[Begin Extract to read]

When you open the door to The Nash, jazz riffs roar through the room as the jam session gains speed.

When you look to the band throughout the night, you find that sprinkled between the seasoned musicians are several teenagers, just as comfortable and talented as the professionals beside them. The longer they play, the better the music gets.

Named after its founder Lewis Nash, The Nash jazz club opened at 110 E. Roosevelt St., in Phoenix in April 2012. It has been deemed one of the best jazz venues in the world five times by Downbeat Magazine. The Nash is known best for the community of jazz lovers it has created, but it is becoming better known for teaching young generations the art of playing jazz.

“Jazz education and music education in general is not just about the music,” said Dr. Benjamin Hedquist, the Education Program Coordinator at The Nash. “You learn a lot of skills that allow you to be a contributing member of society. And that’s why it’s important.”

The Nash has several ensembles and workshops aimed solely at student musicians. The Vocal Ensemble, directed by Dr. Greg Amerind, gives vocalists the chance to hone their skills in a group setting.

The two Legacy Ensembles, directed by Mike Kocour and Eric Rasmussen, teach instrumentalists how to blend with other musicians as well as how to stand out with their improvised solos.

[End Extract to read]
[Begin Record list]

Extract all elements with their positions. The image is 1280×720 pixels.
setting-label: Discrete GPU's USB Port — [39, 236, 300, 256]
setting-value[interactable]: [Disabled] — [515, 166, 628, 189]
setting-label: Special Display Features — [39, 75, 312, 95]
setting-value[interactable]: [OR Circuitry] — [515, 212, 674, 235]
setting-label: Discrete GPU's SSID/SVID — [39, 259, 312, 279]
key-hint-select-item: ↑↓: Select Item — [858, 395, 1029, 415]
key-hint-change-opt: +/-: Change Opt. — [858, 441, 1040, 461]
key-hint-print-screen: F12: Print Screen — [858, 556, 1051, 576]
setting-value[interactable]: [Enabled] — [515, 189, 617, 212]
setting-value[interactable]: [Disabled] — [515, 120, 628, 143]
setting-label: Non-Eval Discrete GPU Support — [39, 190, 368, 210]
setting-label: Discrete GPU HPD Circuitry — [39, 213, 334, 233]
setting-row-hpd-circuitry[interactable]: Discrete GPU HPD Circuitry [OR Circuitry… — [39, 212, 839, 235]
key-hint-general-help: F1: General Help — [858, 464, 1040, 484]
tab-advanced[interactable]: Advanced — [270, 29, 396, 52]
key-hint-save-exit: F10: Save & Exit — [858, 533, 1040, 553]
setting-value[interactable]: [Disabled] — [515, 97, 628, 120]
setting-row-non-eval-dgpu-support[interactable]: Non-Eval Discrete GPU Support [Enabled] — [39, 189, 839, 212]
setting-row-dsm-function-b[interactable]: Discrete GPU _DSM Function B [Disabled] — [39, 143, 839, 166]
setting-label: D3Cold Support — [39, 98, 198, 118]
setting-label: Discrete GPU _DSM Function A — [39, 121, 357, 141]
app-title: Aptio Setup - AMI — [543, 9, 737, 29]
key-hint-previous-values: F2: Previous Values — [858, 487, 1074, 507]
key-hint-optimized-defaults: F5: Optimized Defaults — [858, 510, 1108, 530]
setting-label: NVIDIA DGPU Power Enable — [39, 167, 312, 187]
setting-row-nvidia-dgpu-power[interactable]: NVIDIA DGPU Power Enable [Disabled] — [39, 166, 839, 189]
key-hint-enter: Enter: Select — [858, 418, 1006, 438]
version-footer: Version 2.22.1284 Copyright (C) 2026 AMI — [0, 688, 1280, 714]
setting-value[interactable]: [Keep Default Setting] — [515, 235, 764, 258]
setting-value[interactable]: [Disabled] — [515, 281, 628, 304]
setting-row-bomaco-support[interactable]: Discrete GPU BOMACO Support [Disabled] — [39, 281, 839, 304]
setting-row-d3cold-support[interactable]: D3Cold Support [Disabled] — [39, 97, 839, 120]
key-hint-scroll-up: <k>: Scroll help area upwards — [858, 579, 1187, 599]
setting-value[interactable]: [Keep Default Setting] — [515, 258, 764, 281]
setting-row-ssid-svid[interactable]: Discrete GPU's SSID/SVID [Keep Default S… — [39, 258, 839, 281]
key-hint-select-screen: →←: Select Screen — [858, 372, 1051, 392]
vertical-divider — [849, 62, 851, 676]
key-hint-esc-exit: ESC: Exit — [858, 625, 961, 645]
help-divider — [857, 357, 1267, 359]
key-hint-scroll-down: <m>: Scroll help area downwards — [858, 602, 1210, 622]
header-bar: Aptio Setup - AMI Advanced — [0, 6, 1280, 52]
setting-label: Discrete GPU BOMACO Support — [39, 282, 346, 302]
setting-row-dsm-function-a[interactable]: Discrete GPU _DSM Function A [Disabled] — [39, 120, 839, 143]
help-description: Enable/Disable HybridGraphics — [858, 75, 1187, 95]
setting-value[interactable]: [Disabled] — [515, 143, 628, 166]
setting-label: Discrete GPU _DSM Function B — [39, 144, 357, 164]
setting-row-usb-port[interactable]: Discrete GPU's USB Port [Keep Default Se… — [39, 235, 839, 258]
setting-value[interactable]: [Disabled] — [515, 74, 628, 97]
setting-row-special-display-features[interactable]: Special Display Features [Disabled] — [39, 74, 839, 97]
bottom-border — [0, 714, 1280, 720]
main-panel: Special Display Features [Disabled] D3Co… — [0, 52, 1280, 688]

[End Record list]

Continue the piece on The Nash jazz club and its programs for young musicians, starting right after its final sentence.

“These students come in every week and they’ve got new questions,” Kocour said. “They’re just anxious to demonstrate that they’ve gotten better.”

For some of the students in the program, The Nash’s ensembles are the only music education they can get.

Tiger Bunch, 17, is the drummer in one of the Legacy Ensembles. This is his second year in a Legacy Ensemble at The Nash.

“It’s complicated for me because my school doesn’t have any music program to speak of,” Bunch said. “I really have to pursue music outside of school. Things like this are absolutely amazing for me.

This year, The Nash also introduced The Futures Workshop, directed by Pam Morita. The Futures Workshop focuses on teaching improvisation to students who are brand new to the practice. Its goal is to improve improvisation and give the students a better chance of being selected for the higher ensembles.

“I love when the light bulb goes off and there’s receptivity,” Morita said. “You get to see them really get into it.”

Arianna Green, 15, is one of Morita’s students. She plays the tenor saxophone and is a part of her high school’s jazz program. This is her first semester at The Nash.

Green has found that at The Nash, there is more time for the teachers to answer her questions, particularly those about music theory.

“You really get that one-on-one conversation,” she said. “My favorite part has been being able to have the notes and the phrases to express myself.”

As The Nash continues to add and expand elements of its education program, it has a very clear objective for the final outcome.

“We’ve created a kind of pipeline,” Hedquist said. “The students can work their way up the chain to be in the Legacy Ensembles.”

The Nash’s education program works to focus on the individual and improve the students’ abilities, putting the needs of the students before all else.

“We don’t have these ensembles just to have good ensembles to make The Nash look good,” Hedquist said. “We have these ensembles so we can better the students and help them progress.”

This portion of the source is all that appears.